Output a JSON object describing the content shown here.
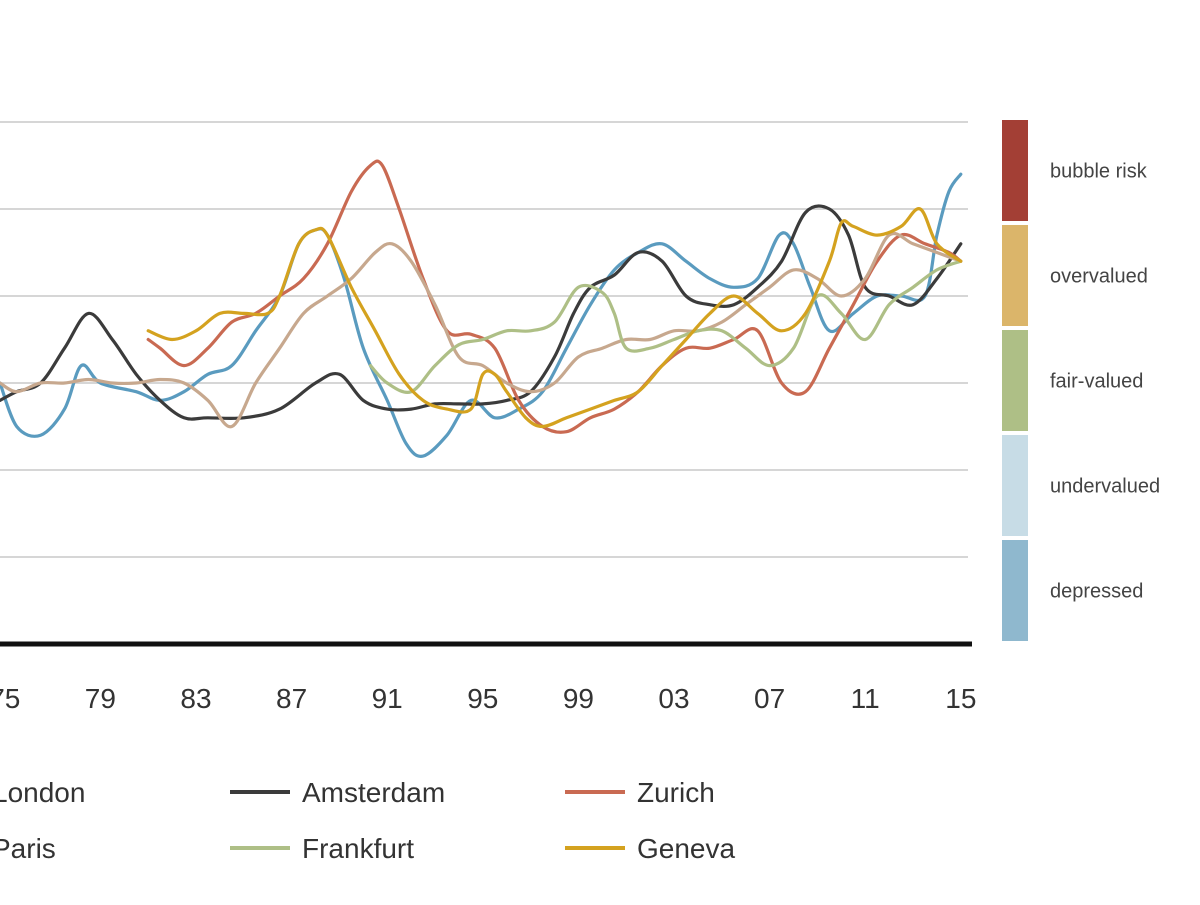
{
  "chart_data": {
    "type": "line",
    "title": "",
    "xlabel": "",
    "ylabel": "",
    "x_ticks": [
      {
        "value": 1975,
        "label": "75"
      },
      {
        "value": 1979,
        "label": "79"
      },
      {
        "value": 1983,
        "label": "83"
      },
      {
        "value": 1987,
        "label": "87"
      },
      {
        "value": 1991,
        "label": "91"
      },
      {
        "value": 1995,
        "label": "95"
      },
      {
        "value": 1999,
        "label": "99"
      },
      {
        "value": 2003,
        "label": "03"
      },
      {
        "value": 2007,
        "label": "07"
      },
      {
        "value": 2011,
        "label": "11"
      },
      {
        "value": 2015,
        "label": "15"
      }
    ],
    "xlim": [
      1974.8,
      2015.3
    ],
    "ylim": [
      -2.0,
      1.0
    ],
    "y_gridlines": [
      -1.5,
      -1.0,
      -0.5,
      0.0,
      0.5,
      1.0
    ],
    "grid": true,
    "bands": [
      {
        "label": "bubble risk",
        "color": "#a33f35"
      },
      {
        "label": "overvalued",
        "color": "#dbb56a"
      },
      {
        "label": "fair-valued",
        "color": "#aebf86"
      },
      {
        "label": "undervalued",
        "color": "#c7dce6"
      },
      {
        "label": "depressed",
        "color": "#8fb8ce"
      }
    ],
    "series": [
      {
        "name": "London",
        "color": "#5a9bbf",
        "x": [
          1974.8,
          1975.5,
          1976.5,
          1977.5,
          1978.2,
          1979,
          1980.5,
          1981.5,
          1982.5,
          1983.5,
          1984.5,
          1985.5,
          1986.5,
          1987.3,
          1988,
          1988.5,
          1989.2,
          1990,
          1991,
          1991.8,
          1992.5,
          1993.5,
          1994.5,
          1995.5,
          1996.5,
          1997.5,
          1998.5,
          1999.5,
          2000.5,
          2001.5,
          2002.5,
          2003.5,
          2004.5,
          2005.5,
          2006.5,
          2007.4,
          2008,
          2008.7,
          2009.5,
          2010.5,
          2011.5,
          2012.5,
          2013.5,
          2014,
          2014.5,
          2015
        ],
        "y": [
          -0.5,
          -0.75,
          -0.8,
          -0.65,
          -0.4,
          -0.5,
          -0.55,
          -0.6,
          -0.55,
          -0.45,
          -0.4,
          -0.2,
          0.0,
          0.3,
          0.38,
          0.35,
          0.1,
          -0.3,
          -0.6,
          -0.85,
          -0.92,
          -0.8,
          -0.6,
          -0.7,
          -0.65,
          -0.55,
          -0.3,
          -0.05,
          0.15,
          0.25,
          0.3,
          0.2,
          0.1,
          0.05,
          0.1,
          0.35,
          0.3,
          0.05,
          -0.2,
          -0.1,
          0.0,
          0.0,
          0.0,
          0.35,
          0.6,
          0.7
        ]
      },
      {
        "name": "Amsterdam",
        "color": "#3b3b3b",
        "x": [
          1974.8,
          1975.5,
          1976.5,
          1977.5,
          1978.5,
          1979.5,
          1980.5,
          1981.5,
          1982.5,
          1983.5,
          1985,
          1986.5,
          1988,
          1989,
          1990,
          1991,
          1992,
          1993,
          1994,
          1995,
          1996,
          1997,
          1998,
          1998.8,
          1999.5,
          2000.5,
          2001.5,
          2002.5,
          2003.5,
          2004.5,
          2005.5,
          2006.5,
          2007.5,
          2008.5,
          2009.5,
          2010.3,
          2011,
          2012,
          2013,
          2014,
          2015
        ],
        "y": [
          -0.6,
          -0.55,
          -0.5,
          -0.3,
          -0.1,
          -0.25,
          -0.45,
          -0.6,
          -0.7,
          -0.7,
          -0.7,
          -0.65,
          -0.5,
          -0.45,
          -0.6,
          -0.65,
          -0.65,
          -0.62,
          -0.62,
          -0.62,
          -0.6,
          -0.55,
          -0.35,
          -0.1,
          0.05,
          0.12,
          0.25,
          0.2,
          0.0,
          -0.05,
          -0.05,
          0.05,
          0.2,
          0.48,
          0.5,
          0.35,
          0.05,
          0.0,
          -0.05,
          0.1,
          0.3
        ]
      },
      {
        "name": "Zurich",
        "color": "#c96a52",
        "x": [
          1981,
          1981.5,
          1982.5,
          1983.5,
          1984.5,
          1985.5,
          1986.5,
          1987.5,
          1988.5,
          1989.5,
          1990.3,
          1990.8,
          1991.5,
          1992.5,
          1993.5,
          1994.5,
          1995.5,
          1996.5,
          1997.5,
          1998.5,
          1999.5,
          2000.5,
          2001.5,
          2002.5,
          2003.5,
          2004.5,
          2005.5,
          2006.5,
          2007.5,
          2008.5,
          2009.5,
          2010.5,
          2011.5,
          2012.5,
          2013.5,
          2014.5,
          2015
        ],
        "y": [
          -0.25,
          -0.3,
          -0.4,
          -0.3,
          -0.15,
          -0.1,
          0.0,
          0.1,
          0.3,
          0.6,
          0.75,
          0.75,
          0.5,
          0.1,
          -0.2,
          -0.22,
          -0.3,
          -0.6,
          -0.75,
          -0.78,
          -0.7,
          -0.65,
          -0.55,
          -0.4,
          -0.3,
          -0.3,
          -0.25,
          -0.2,
          -0.5,
          -0.55,
          -0.3,
          -0.05,
          0.2,
          0.35,
          0.3,
          0.25,
          0.2
        ]
      },
      {
        "name": "Paris",
        "color": "#c7a88e",
        "x": [
          1974.8,
          1975.5,
          1976.5,
          1977.5,
          1978.5,
          1979.5,
          1980.5,
          1981.5,
          1982.5,
          1983.5,
          1984.5,
          1985.5,
          1986.5,
          1987.5,
          1988.5,
          1989.5,
          1990.5,
          1991.2,
          1992,
          1993,
          1994,
          1995,
          1996,
          1997,
          1998,
          1999,
          2000,
          2001,
          2002,
          2003,
          2004,
          2005,
          2006,
          2007,
          2008,
          2009,
          2010,
          2011,
          2012,
          2013,
          2014,
          2015
        ],
        "y": [
          -0.5,
          -0.55,
          -0.5,
          -0.5,
          -0.48,
          -0.5,
          -0.5,
          -0.48,
          -0.5,
          -0.6,
          -0.75,
          -0.5,
          -0.3,
          -0.1,
          0.0,
          0.1,
          0.25,
          0.3,
          0.2,
          -0.05,
          -0.35,
          -0.4,
          -0.5,
          -0.55,
          -0.5,
          -0.35,
          -0.3,
          -0.25,
          -0.25,
          -0.2,
          -0.2,
          -0.15,
          -0.05,
          0.05,
          0.15,
          0.1,
          0.0,
          0.1,
          0.35,
          0.3,
          0.25,
          0.2
        ]
      },
      {
        "name": "Frankfurt",
        "color": "#aebf86",
        "x": [
          1990.3,
          1991,
          1992,
          1993,
          1994,
          1995,
          1996,
          1997,
          1998,
          1999,
          2000,
          2000.5,
          2001,
          2002,
          2003,
          2004,
          2005,
          2006,
          2007,
          2008,
          2009,
          2010,
          2011,
          2012,
          2013,
          2014,
          2015
        ],
        "y": [
          -0.4,
          -0.5,
          -0.55,
          -0.4,
          -0.28,
          -0.25,
          -0.2,
          -0.2,
          -0.15,
          0.05,
          0.02,
          -0.1,
          -0.3,
          -0.3,
          -0.25,
          -0.2,
          -0.2,
          -0.3,
          -0.4,
          -0.3,
          0.0,
          -0.1,
          -0.25,
          -0.05,
          0.05,
          0.15,
          0.2
        ]
      },
      {
        "name": "Geneva",
        "color": "#d4a21f",
        "x": [
          1981,
          1982,
          1983,
          1984,
          1985,
          1986,
          1986.5,
          1987.3,
          1988,
          1988.5,
          1989.5,
          1990.5,
          1991.5,
          1992.5,
          1993.5,
          1994.5,
          1995,
          1995.5,
          1996,
          1996.8,
          1997.5,
          1998.5,
          1999.5,
          2000.5,
          2001.5,
          2002.5,
          2003.5,
          2004.5,
          2005.5,
          2006.5,
          2007.5,
          2008.5,
          2009.5,
          2010,
          2010.5,
          2011.5,
          2012.5,
          2013.3,
          2014,
          2015
        ],
        "y": [
          -0.2,
          -0.25,
          -0.2,
          -0.1,
          -0.1,
          -0.1,
          0.0,
          0.3,
          0.38,
          0.35,
          0.05,
          -0.2,
          -0.45,
          -0.6,
          -0.65,
          -0.65,
          -0.45,
          -0.45,
          -0.55,
          -0.7,
          -0.75,
          -0.7,
          -0.65,
          -0.6,
          -0.55,
          -0.4,
          -0.25,
          -0.1,
          0.0,
          -0.1,
          -0.2,
          -0.1,
          0.2,
          0.42,
          0.4,
          0.35,
          0.4,
          0.5,
          0.3,
          0.2
        ]
      }
    ]
  }
}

----------

## Set exercise:
Show all lines from the records above where the word "color" occurs.

## Answer to the problem:
        "color": "#a33f35"
        "color": "#dbb56a"
        "color": "#aebf86"
        "color": "#c7dce6"
        "color": "#8fb8ce"
        "color": "#5a9bbf",
        "color": "#3b3b3b",
        "color": "#c96a52",
        "color": "#c7a88e",
        "color": "#aebf86",
        "color": "#d4a21f",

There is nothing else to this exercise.